(Dataset rows about figures)
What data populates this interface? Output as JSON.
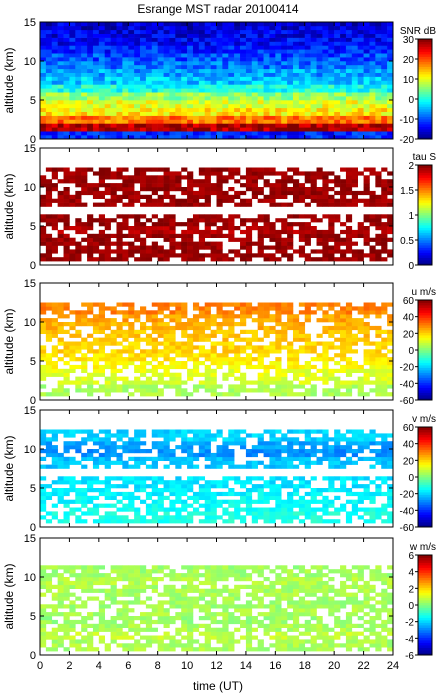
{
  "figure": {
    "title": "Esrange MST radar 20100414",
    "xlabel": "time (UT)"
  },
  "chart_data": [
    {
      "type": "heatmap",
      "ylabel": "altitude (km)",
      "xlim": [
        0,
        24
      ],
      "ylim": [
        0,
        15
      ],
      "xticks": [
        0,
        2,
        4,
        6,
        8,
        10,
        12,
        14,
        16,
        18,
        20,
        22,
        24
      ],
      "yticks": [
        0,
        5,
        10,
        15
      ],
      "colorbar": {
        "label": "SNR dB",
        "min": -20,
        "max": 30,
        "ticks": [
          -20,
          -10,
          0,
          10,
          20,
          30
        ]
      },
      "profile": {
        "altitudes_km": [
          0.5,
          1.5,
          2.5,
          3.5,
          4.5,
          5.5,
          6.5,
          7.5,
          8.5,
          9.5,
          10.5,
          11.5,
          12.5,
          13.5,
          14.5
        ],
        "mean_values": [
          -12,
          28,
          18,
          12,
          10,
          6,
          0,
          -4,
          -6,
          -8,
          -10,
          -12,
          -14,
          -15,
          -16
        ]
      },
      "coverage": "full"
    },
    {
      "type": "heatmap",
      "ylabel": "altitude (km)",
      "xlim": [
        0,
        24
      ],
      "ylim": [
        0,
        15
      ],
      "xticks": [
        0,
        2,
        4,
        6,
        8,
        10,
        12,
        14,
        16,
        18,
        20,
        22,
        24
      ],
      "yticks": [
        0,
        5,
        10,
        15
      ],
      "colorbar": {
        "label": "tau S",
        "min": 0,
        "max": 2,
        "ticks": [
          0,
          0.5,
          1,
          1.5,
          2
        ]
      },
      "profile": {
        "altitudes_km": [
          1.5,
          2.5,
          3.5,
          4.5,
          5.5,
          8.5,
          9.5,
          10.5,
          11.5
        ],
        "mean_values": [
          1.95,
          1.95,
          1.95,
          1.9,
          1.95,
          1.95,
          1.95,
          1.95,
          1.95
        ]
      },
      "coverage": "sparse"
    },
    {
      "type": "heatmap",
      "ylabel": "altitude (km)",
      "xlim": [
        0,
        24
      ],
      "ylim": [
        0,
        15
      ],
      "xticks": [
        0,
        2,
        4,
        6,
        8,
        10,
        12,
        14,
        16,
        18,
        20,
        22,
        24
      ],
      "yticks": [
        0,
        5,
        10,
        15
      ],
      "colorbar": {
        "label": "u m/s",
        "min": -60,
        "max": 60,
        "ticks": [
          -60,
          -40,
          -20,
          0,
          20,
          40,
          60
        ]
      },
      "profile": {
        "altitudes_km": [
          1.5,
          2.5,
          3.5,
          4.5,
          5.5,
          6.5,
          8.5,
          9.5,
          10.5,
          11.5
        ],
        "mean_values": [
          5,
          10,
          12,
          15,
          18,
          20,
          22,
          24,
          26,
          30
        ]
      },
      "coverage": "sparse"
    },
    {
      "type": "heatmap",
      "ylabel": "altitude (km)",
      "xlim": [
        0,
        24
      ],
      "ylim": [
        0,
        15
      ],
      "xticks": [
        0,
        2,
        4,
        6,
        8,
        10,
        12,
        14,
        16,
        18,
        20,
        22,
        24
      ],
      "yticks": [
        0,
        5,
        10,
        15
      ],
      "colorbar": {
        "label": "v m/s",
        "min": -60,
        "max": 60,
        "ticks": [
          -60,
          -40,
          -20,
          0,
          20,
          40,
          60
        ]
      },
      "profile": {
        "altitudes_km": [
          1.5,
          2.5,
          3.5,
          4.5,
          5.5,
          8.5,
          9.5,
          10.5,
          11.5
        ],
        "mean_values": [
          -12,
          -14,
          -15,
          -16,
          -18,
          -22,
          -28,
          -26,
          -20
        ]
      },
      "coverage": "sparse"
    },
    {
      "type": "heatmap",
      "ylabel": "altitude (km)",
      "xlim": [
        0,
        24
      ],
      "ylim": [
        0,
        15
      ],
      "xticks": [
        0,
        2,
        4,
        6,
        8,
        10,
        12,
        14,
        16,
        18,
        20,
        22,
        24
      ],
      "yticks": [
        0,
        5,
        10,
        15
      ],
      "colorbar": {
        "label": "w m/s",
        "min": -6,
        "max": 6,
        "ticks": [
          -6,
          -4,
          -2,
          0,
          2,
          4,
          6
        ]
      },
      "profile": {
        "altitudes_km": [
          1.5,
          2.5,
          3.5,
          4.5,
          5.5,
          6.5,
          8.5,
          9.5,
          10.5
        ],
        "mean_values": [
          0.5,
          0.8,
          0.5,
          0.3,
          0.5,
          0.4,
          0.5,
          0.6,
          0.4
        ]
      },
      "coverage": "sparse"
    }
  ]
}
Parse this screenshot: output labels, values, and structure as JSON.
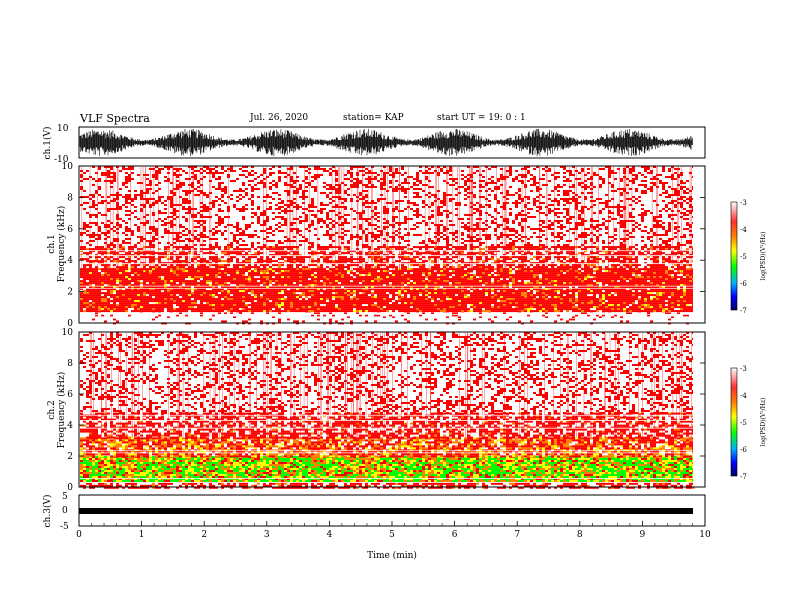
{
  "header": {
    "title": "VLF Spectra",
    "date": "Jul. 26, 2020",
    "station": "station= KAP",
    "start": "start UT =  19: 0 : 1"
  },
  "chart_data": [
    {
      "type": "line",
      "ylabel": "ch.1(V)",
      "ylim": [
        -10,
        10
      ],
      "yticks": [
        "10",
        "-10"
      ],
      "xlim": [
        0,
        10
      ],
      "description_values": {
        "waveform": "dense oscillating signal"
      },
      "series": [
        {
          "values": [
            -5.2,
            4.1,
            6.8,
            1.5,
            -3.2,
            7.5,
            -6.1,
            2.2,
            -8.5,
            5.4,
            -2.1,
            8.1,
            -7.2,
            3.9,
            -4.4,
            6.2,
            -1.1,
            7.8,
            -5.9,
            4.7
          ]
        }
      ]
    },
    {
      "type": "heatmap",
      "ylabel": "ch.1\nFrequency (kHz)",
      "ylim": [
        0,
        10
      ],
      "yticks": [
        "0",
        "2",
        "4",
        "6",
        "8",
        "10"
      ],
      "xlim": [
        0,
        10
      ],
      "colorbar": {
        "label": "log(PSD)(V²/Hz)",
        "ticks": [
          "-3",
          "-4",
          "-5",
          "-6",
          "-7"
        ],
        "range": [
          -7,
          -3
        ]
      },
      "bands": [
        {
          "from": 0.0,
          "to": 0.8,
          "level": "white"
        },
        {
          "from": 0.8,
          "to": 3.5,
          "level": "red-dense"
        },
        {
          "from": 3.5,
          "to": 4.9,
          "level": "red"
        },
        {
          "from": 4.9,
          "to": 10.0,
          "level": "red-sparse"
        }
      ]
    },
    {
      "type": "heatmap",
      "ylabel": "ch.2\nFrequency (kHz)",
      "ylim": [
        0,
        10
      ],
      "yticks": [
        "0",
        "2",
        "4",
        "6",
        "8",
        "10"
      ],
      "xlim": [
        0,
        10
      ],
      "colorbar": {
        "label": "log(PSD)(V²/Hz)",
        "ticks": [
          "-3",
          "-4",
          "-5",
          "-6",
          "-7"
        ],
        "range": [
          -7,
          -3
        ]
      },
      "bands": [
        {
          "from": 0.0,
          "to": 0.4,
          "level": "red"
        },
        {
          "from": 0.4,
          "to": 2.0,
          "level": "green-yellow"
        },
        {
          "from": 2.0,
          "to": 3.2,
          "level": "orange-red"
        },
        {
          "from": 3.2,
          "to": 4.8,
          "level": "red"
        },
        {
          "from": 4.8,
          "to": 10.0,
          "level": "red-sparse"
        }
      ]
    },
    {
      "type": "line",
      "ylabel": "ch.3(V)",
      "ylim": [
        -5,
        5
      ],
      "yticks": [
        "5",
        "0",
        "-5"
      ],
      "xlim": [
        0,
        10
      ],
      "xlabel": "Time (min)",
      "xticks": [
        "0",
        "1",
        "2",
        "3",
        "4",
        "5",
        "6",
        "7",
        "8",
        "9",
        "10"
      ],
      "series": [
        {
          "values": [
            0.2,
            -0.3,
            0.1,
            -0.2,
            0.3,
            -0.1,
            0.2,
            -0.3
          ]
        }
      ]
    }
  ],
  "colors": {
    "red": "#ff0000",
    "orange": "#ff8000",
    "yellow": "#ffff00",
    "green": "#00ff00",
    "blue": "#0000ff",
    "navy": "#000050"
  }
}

**Objective**. Return each line that includes "JSON".

**Solution**.
What data populates this interface? Output as JSON.
Parse this screenshot: output labels, values, and structure as JSON.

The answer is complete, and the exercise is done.